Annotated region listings
━━━━
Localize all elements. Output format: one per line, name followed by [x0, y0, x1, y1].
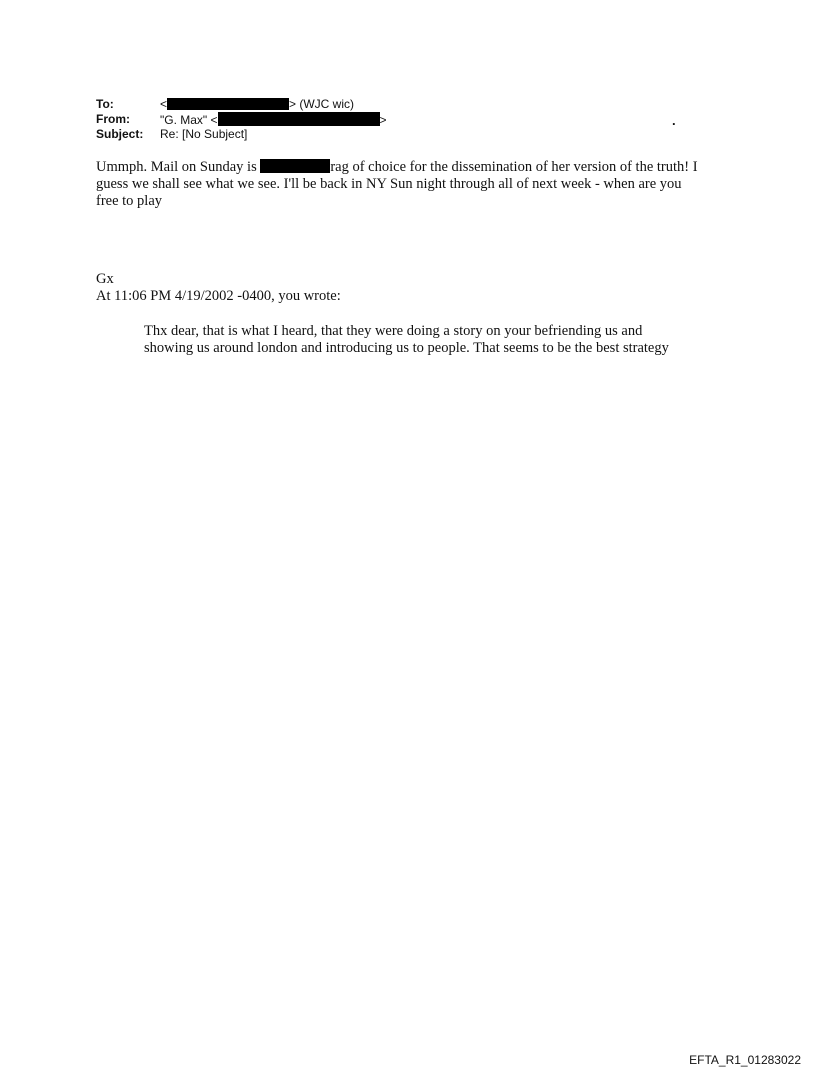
body-part-2: rag of choice for the dissemination of her version of the truth! I guess we shall see what we see. I'll be back in NY Sun night through all of next week - when are you free to play: [96, 159, 698, 209]
to-prefix: <: [160, 97, 168, 111]
from-value: [160, 112, 387, 128]
redaction-bar: [260, 159, 330, 173]
redaction-bar: [218, 112, 380, 126]
quote-attribution: At 11:06 PM 4/19/2002 -0400, you wrote:: [96, 288, 341, 304]
body-part-1: Ummph. Mail on Sunday is: [96, 159, 261, 175]
from-suffix: >: [379, 113, 387, 127]
document-id: EFTA_R1_01283022: [689, 1053, 801, 1067]
to-label: To:: [96, 97, 114, 111]
to-suffix: > (WJC wic): [289, 97, 355, 111]
to-value: [160, 97, 354, 112]
signature: Gx: [96, 271, 114, 287]
from-label: From:: [96, 112, 130, 126]
quoted-message: Thx dear, that is what I heard, that they were doing a story on your befriending us and showing us around london and introducing us to people. That seems to be the best strategy: [144, 323, 669, 356]
subject-value: Re: [No Subject]: [160, 127, 248, 141]
email-body: [96, 159, 706, 210]
from-trailing-dot: .: [672, 113, 676, 128]
subject-label: Subject:: [96, 127, 144, 141]
from-prefix: "G. Max" <: [160, 113, 218, 127]
redaction-bar: [167, 98, 289, 110]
━━━━
Instructions to follow
Locate each line in the entries above that contains the string "from", with uppercase and lowercase treated as different, and copy those lines out in full.

Final result
from-value: [160, 112, 387, 128]
from-suffix: >: [379, 113, 387, 127]
from-label: From:: [96, 112, 130, 126]
from-trailing-dot: .: [672, 113, 676, 128]
from-prefix: "G. Max" <: [160, 113, 218, 127]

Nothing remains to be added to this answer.